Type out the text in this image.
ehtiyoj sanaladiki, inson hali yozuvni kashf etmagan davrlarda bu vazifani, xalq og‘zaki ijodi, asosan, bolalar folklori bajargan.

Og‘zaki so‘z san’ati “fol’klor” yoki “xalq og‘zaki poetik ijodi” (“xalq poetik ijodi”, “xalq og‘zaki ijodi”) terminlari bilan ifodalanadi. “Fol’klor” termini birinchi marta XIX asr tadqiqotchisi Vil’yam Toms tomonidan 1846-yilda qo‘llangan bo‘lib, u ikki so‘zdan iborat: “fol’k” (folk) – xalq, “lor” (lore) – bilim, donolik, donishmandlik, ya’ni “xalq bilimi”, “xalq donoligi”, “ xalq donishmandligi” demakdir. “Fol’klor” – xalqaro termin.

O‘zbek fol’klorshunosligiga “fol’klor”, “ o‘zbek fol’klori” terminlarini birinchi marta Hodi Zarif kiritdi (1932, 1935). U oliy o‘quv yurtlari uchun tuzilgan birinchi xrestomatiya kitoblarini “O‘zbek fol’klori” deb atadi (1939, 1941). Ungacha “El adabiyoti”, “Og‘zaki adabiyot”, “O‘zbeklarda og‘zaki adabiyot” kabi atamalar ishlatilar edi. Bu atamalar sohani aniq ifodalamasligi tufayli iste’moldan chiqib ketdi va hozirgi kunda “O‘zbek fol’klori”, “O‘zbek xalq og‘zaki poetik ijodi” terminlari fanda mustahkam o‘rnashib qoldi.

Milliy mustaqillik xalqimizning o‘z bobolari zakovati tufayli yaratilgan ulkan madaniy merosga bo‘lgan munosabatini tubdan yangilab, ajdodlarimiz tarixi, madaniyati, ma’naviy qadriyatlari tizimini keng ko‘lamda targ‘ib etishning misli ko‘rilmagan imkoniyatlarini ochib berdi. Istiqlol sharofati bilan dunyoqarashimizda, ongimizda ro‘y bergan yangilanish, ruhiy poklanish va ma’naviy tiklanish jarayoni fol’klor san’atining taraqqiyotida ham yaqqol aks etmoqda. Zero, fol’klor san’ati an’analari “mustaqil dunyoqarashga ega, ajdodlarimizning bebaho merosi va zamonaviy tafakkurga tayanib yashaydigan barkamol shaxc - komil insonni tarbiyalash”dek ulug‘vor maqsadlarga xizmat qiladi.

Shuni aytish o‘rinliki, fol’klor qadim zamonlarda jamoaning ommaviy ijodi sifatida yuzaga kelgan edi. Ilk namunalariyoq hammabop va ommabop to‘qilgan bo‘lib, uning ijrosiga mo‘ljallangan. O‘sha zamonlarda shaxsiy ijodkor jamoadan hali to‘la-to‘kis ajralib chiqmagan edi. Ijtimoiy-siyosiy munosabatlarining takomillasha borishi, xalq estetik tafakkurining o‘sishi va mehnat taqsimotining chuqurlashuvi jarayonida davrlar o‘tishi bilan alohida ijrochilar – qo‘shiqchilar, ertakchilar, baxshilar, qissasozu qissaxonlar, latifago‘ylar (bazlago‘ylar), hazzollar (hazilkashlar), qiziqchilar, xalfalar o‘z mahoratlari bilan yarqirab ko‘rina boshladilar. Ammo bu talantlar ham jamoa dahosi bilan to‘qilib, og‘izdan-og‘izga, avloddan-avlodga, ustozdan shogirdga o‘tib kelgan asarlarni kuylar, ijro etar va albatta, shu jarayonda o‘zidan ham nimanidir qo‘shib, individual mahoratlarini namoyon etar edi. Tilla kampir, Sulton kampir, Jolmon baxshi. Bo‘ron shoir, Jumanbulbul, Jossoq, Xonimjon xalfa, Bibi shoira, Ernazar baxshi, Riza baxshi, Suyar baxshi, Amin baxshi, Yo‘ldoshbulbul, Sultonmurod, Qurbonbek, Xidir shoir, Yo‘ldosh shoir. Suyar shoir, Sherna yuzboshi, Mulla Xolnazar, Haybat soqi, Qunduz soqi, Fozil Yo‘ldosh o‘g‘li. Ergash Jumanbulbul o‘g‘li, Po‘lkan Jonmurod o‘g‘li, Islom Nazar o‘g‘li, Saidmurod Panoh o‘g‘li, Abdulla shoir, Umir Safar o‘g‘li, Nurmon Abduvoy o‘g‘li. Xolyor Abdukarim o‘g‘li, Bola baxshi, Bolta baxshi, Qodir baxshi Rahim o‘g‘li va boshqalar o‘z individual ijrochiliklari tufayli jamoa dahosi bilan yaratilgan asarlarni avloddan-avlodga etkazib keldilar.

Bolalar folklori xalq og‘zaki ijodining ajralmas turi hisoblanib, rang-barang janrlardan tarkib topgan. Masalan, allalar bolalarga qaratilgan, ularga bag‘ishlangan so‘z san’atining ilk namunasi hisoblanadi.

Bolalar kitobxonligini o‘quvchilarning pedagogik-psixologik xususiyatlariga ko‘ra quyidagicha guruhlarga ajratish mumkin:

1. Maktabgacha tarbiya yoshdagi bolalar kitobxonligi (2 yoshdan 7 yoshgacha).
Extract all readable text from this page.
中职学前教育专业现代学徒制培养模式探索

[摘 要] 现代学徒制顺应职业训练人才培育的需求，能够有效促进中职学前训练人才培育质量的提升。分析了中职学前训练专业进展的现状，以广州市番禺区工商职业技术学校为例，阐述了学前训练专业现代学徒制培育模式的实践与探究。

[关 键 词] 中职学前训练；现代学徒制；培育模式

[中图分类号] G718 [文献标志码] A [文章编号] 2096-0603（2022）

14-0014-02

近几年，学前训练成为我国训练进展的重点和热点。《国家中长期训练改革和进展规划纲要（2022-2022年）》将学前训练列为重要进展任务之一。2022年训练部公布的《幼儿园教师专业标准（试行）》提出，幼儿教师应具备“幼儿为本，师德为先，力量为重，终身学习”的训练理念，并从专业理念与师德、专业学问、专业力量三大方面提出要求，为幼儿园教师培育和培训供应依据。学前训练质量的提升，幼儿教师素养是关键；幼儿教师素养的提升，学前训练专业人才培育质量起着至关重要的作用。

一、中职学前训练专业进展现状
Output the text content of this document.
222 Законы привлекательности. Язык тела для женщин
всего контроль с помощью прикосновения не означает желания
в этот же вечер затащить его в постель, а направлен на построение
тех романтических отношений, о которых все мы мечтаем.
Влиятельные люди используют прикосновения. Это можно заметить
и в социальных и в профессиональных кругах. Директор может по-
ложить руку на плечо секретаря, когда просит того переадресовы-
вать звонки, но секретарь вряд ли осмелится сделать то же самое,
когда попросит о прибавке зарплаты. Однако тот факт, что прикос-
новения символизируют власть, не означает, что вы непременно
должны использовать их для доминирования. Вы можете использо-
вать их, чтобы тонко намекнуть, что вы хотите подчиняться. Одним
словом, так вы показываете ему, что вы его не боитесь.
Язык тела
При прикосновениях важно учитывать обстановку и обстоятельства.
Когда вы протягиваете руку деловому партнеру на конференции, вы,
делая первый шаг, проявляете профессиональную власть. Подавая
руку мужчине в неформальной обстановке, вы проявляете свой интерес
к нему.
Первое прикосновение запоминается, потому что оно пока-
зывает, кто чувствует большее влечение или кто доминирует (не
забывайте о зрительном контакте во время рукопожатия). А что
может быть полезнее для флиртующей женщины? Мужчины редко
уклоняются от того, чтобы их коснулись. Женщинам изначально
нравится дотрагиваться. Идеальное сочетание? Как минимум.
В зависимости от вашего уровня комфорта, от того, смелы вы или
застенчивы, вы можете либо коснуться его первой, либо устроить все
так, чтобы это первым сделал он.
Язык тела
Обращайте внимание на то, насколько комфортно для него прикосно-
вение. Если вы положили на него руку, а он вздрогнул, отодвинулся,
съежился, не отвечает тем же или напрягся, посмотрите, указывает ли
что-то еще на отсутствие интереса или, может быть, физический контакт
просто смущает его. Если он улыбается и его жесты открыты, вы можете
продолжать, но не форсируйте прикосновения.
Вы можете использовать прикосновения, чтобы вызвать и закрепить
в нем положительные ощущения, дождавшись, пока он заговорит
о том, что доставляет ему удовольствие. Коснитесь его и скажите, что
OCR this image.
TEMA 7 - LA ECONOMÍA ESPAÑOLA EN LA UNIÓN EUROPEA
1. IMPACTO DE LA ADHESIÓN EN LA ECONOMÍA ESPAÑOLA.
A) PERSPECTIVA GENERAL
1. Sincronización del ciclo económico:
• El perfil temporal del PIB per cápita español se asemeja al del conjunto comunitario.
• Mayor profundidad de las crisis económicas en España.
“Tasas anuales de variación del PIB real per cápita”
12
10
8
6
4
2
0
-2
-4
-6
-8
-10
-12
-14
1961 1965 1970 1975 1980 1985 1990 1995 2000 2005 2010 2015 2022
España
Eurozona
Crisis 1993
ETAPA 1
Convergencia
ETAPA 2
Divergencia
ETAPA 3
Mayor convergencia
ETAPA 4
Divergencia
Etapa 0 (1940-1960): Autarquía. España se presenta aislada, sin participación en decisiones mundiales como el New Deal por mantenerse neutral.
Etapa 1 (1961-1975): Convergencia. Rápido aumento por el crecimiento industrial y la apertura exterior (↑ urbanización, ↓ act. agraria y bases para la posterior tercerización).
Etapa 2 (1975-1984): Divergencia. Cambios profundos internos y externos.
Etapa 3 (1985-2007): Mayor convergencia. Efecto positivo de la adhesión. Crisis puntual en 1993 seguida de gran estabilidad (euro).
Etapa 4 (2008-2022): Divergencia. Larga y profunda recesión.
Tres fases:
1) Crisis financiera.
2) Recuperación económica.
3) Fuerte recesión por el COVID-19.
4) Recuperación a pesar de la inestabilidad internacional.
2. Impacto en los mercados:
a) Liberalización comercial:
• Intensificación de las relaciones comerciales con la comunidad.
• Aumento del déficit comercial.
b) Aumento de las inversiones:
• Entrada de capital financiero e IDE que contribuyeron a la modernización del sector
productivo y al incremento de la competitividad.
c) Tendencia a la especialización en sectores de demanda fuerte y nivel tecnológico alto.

.....

▶ _WHAT YOU WILL DO_: Copy every line above that holds the word "руку".

▶ _THE SOLUTION_:
ложить руку на плечо секретаря, когда просит того переадресовы-
Когда вы протягиваете руку деловому партнеру на конференции, вы,
руку мужчине в неформальной обстановке, вы проявляете свой интерес
вение. Если вы положили на него руку, а он вздрогнул, отодвинулся,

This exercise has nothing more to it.